> What you should do: Entries follow. Set all of them down as they stand.

+++ Materials provided

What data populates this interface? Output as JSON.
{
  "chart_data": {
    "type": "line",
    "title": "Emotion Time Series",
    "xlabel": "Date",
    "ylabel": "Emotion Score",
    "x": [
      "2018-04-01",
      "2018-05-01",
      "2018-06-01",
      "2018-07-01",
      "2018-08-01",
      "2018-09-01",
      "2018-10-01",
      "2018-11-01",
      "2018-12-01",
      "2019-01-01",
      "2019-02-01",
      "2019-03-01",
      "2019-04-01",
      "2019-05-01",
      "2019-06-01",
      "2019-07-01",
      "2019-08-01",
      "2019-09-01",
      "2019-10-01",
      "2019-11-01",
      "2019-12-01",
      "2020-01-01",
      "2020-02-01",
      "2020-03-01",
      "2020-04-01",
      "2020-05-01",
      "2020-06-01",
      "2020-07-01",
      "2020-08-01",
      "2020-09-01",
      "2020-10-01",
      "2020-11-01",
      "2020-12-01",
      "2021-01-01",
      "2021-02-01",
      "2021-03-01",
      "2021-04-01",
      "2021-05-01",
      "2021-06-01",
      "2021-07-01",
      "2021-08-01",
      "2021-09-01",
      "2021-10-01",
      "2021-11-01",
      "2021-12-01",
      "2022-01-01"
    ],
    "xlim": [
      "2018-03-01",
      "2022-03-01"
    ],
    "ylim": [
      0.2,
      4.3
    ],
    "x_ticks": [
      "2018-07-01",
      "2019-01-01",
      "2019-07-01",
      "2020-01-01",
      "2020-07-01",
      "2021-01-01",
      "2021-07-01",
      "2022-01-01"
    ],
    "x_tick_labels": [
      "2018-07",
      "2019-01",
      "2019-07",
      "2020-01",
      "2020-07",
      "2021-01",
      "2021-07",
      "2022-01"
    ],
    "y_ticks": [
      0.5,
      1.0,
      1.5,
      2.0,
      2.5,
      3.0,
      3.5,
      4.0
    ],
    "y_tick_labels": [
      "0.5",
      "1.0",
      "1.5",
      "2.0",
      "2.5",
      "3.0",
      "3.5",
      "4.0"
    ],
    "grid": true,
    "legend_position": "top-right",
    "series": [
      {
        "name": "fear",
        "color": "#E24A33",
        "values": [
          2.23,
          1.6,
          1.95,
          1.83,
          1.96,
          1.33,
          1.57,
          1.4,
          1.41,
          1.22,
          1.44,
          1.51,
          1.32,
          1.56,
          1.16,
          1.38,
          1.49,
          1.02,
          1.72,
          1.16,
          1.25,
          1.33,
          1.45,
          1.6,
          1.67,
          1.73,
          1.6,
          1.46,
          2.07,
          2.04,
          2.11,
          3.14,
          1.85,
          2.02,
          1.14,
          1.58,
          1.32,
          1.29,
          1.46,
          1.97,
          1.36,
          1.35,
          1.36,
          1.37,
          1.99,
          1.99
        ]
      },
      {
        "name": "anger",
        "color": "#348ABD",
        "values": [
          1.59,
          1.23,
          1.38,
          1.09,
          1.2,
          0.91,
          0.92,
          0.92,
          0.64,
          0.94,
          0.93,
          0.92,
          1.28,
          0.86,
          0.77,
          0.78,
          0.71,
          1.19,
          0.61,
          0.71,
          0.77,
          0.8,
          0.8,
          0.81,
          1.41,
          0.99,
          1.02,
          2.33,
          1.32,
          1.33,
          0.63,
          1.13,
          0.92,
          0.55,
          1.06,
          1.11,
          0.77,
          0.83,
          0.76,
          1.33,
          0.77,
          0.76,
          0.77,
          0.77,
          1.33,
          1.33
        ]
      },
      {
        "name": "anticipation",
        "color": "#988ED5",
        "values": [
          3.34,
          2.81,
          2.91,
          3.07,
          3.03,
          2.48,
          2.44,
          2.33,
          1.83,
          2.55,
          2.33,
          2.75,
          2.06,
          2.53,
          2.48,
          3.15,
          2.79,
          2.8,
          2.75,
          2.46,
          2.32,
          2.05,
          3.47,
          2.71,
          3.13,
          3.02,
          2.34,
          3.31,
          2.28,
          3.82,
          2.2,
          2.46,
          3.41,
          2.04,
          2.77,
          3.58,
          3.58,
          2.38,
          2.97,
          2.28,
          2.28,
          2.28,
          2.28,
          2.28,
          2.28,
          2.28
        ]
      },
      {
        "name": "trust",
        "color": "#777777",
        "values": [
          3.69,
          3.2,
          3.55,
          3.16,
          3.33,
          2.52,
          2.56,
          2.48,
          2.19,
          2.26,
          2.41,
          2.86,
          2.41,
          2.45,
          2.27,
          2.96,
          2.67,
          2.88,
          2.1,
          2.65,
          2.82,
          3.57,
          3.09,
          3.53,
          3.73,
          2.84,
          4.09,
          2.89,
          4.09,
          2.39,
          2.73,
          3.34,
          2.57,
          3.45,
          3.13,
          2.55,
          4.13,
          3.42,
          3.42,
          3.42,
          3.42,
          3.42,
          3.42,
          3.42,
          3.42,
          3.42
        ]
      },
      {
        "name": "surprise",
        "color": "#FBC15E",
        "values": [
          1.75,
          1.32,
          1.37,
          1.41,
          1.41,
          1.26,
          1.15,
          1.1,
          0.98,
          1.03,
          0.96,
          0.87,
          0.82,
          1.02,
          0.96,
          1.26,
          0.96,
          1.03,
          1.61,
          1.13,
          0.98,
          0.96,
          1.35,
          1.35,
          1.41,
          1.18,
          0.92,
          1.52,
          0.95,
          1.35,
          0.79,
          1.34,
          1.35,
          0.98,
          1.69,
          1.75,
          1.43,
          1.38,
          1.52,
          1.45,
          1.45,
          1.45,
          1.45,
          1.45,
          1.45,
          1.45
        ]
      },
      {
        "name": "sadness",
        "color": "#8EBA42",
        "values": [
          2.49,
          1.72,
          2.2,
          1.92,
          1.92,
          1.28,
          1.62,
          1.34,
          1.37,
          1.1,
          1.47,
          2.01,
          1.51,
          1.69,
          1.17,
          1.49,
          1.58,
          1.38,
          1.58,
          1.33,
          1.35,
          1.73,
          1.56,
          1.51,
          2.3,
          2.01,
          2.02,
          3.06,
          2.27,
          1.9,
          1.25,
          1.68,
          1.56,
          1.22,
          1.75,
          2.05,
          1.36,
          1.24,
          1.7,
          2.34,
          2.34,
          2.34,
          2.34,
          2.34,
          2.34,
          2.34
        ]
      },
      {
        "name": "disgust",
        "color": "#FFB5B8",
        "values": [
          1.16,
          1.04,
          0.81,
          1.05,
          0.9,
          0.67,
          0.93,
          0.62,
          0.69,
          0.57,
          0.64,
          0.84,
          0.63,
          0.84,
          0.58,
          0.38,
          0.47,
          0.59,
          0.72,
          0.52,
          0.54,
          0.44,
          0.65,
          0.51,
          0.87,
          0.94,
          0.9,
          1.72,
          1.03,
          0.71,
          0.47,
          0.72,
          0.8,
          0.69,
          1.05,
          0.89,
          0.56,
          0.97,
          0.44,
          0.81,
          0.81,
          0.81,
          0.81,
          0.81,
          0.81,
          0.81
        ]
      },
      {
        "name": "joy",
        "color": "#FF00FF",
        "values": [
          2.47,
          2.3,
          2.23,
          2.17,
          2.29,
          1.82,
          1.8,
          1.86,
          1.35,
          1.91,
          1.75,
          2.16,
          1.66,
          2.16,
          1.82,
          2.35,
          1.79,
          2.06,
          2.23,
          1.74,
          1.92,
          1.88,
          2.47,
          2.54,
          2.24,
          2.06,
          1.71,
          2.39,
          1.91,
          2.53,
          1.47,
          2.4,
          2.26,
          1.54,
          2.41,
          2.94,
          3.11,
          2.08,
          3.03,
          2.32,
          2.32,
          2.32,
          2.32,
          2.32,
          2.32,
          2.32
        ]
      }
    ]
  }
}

++++++

> Output for this task:
What data populates this interface? Output as JSON.
{
  "chart_data": {
    "type": "line",
    "title": "Emotion Time Series",
    "xlabel": "Date",
    "ylabel": "Emotion Score",
    "x": [
      "2018-04-01",
      "2018-05-01",
      "2018-06-01",
      "2018-07-01",
      "2018-08-01",
      "2018-09-01",
      "2018-10-01",
      "2018-11-01",
      "2018-12-01",
      "2019-01-01",
      "2019-02-01",
      "2019-03-01",
      "2019-04-01",
      "2019-05-01",
      "2019-06-01",
      "2019-07-01",
      "2019-08-01",
      "2019-09-01",
      "2019-10-01",
      "2019-11-01",
      "2019-12-01",
      "2020-01-01",
      "2020-02-01",
      "2020-03-01",
      "2020-04-01",
      "2020-05-01",
      "2020-06-01",
      "2020-07-01",
      "2020-08-01",
      "2020-09-01",
      "2020-10-01",
      "2020-11-01",
      "2020-12-01",
      "2021-01-01",
      "2021-02-01",
      "2021-03-01",
      "2021-04-01",
      "2021-05-01",
      "2021-06-01",
      "2021-07-01",
      "2021-08-01",
      "2021-09-01",
      "2021-10-01",
      "2021-11-01",
      "2021-12-01",
      "2022-01-01"
    ],
    "xlim": [
      "2018-03-01",
      "2022-03-01"
    ],
    "ylim": [
      0.2,
      4.3
    ],
    "x_ticks": [
      "2018-07-01",
      "2019-01-01",
      "2019-07-01",
      "2020-01-01",
      "2020-07-01",
      "2021-01-01",
      "2021-07-01",
      "2022-01-01"
    ],
    "x_tick_labels": [
      "2018-07",
      "2019-01",
      "2019-07",
      "2020-01",
      "2020-07",
      "2021-01",
      "2021-07",
      "2022-01"
    ],
    "y_ticks": [
      0.5,
      1.0,
      1.5,
      2.0,
      2.5,
      3.0,
      3.5,
      4.0
    ],
    "y_tick_labels": [
      "0.5",
      "1.0",
      "1.5",
      "2.0",
      "2.5",
      "3.0",
      "3.5",
      "4.0"
    ],
    "grid": true,
    "legend_position": "top-right",
    "series": [
      {
        "name": "fear",
        "color": "#E24A33",
        "values": [
          2.23,
          1.6,
          1.95,
          1.83,
          1.96,
          1.33,
          1.57,
          1.4,
          1.41,
          1.22,
          1.44,
          1.51,
          1.32,
          1.56,
          1.16,
          1.38,
          1.49,
          1.02,
          1.72,
          1.16,
          1.25,
          1.33,
          1.45,
          1.6,
          1.67,
          1.73,
          1.6,
          1.46,
          2.07,
          2.04,
          2.11,
          3.14,
          1.85,
          2.02,
          1.14,
          1.58,
          1.32,
          1.29,
          1.46,
          1.97,
          1.36,
          1.35,
          1.36,
          1.37,
          1.99,
          1.99
        ]
      },
      {
        "name": "anger",
        "color": "#348ABD",
        "values": [
          1.59,
          1.23,
          1.38,
          1.09,
          1.2,
          0.91,
          0.92,
          0.92,
          0.64,
          0.94,
          0.93,
          0.92,
          1.28,
          0.86,
          0.77,
          0.78,
          0.71,
          1.19,
          0.61,
          0.71,
          0.77,
          0.8,
          0.8,
          0.81,
          1.41,
          0.99,
          1.02,
          2.33,
          1.32,
          1.33,
          0.63,
          1.13,
          0.92,
          0.55,
          1.06,
          1.11,
          0.77,
          0.83,
          0.76,
          1.33,
          0.77,
          0.76,
          0.77,
          0.77,
          1.33,
          1.33
        ]
      },
      {
        "name": "anticipation",
        "color": "#988ED5",
        "values": [
          3.34,
          2.81,
          2.91,
          3.07,
          3.03,
          2.48,
          2.44,
          2.33,
          1.83,
          2.55,
          2.33,
          2.75,
          2.06,
          2.53,
          2.48,
          3.15,
          2.79,
          2.8,
          2.75,
          2.46,
          2.32,
          2.05,
          3.47,
          2.71,
          3.13,
          3.02,
          2.34,
          3.31,
          2.28,
          3.82,
          2.2,
          2.46,
          3.41,
          2.04,
          2.77,
          3.58,
          3.58,
          2.38,
          2.97,
          2.28,
          2.28,
          2.28,
          2.28,
          2.28,
          2.28,
          2.28
        ]
      },
      {
        "name": "trust",
        "color": "#777777",
        "values": [
          3.69,
          3.2,
          3.55,
          3.16,
          3.33,
          2.52,
          2.56,
          2.48,
          2.19,
          2.26,
          2.41,
          2.86,
          2.41,
          2.45,
          2.27,
          2.96,
          2.67,
          2.88,
          2.1,
          2.65,
          2.82,
          3.57,
          3.09,
          3.53,
          3.73,
          2.84,
          4.09,
          2.89,
          4.09,
          2.39,
          2.73,
          3.34,
          2.57,
          3.45,
          3.13,
          2.55,
          4.13,
          3.42,
          3.42,
          3.42,
          3.42,
          3.42,
          3.42,
          3.42,
          3.42,
          3.42
        ]
      },
      {
        "name": "surprise",
        "color": "#FBC15E",
        "values": [
          1.75,
          1.32,
          1.37,
          1.41,
          1.41,
          1.26,
          1.15,
          1.1,
          0.98,
          1.03,
          0.96,
          0.87,
          0.82,
          1.02,
          0.96,
          1.26,
          0.96,
          1.03,
          1.61,
          1.13,
          0.98,
          0.96,
          1.35,
          1.35,
          1.41,
          1.18,
          0.92,
          1.52,
          0.95,
          1.35,
          0.79,
          1.34,
          1.35,
          0.98,
          1.69,
          1.75,
          1.43,
          1.38,
          1.52,
          1.45,
          1.45,
          1.45,
          1.45,
          1.45,
          1.45,
          1.45
        ]
      },
      {
        "name": "sadness",
        "color": "#8EBA42",
        "values": [
          2.49,
          1.72,
          2.2,
          1.92,
          1.92,
          1.28,
          1.62,
          1.34,
          1.37,
          1.1,
          1.47,
          2.01,
          1.51,
          1.69,
          1.17,
          1.49,
          1.58,
          1.38,
          1.58,
          1.33,
          1.35,
          1.73,
          1.56,
          1.51,
          2.3,
          2.01,
          2.02,
          3.06,
          2.27,
          1.9,
          1.25,
          1.68,
          1.56,
          1.22,
          1.75,
          2.05,
          1.36,
          1.24,
          1.7,
          2.34,
          2.34,
          2.34,
          2.34,
          2.34,
          2.34,
          2.34
        ]
      },
      {
        "name": "disgust",
        "color": "#FFB5B8",
        "values": [
          1.16,
          1.04,
          0.81,
          1.05,
          0.9,
          0.67,
          0.93,
          0.62,
          0.69,
          0.57,
          0.64,
          0.84,
          0.63,
          0.84,
          0.58,
          0.38,
          0.47,
          0.59,
          0.72,
          0.52,
          0.54,
          0.44,
          0.65,
          0.51,
          0.87,
          0.94,
          0.9,
          1.72,
          1.03,
          0.71,
          0.47,
          0.72,
          0.8,
          0.69,
          1.05,
          0.89,
          0.56,
          0.97,
          0.44,
          0.81,
          0.81,
          0.81,
          0.81,
          0.81,
          0.81,
          0.81
        ]
      },
      {
        "name": "joy",
        "color": "#FF00FF",
        "values": [
          2.47,
          2.3,
          2.23,
          2.17,
          2.29,
          1.82,
          1.8,
          1.86,
          1.35,
          1.91,
          1.75,
          2.16,
          1.66,
          2.16,
          1.82,
          2.35,
          1.79,
          2.06,
          2.23,
          1.74,
          1.92,
          1.88,
          2.47,
          2.54,
          2.24,
          2.06,
          1.71,
          2.39,
          1.91,
          2.53,
          1.47,
          2.4,
          2.26,
          1.54,
          2.41,
          2.94,
          3.11,
          2.08,
          3.03,
          2.32,
          2.32,
          2.32,
          2.32,
          2.32,
          2.32,
          2.32
        ]
      }
    ]
  }
}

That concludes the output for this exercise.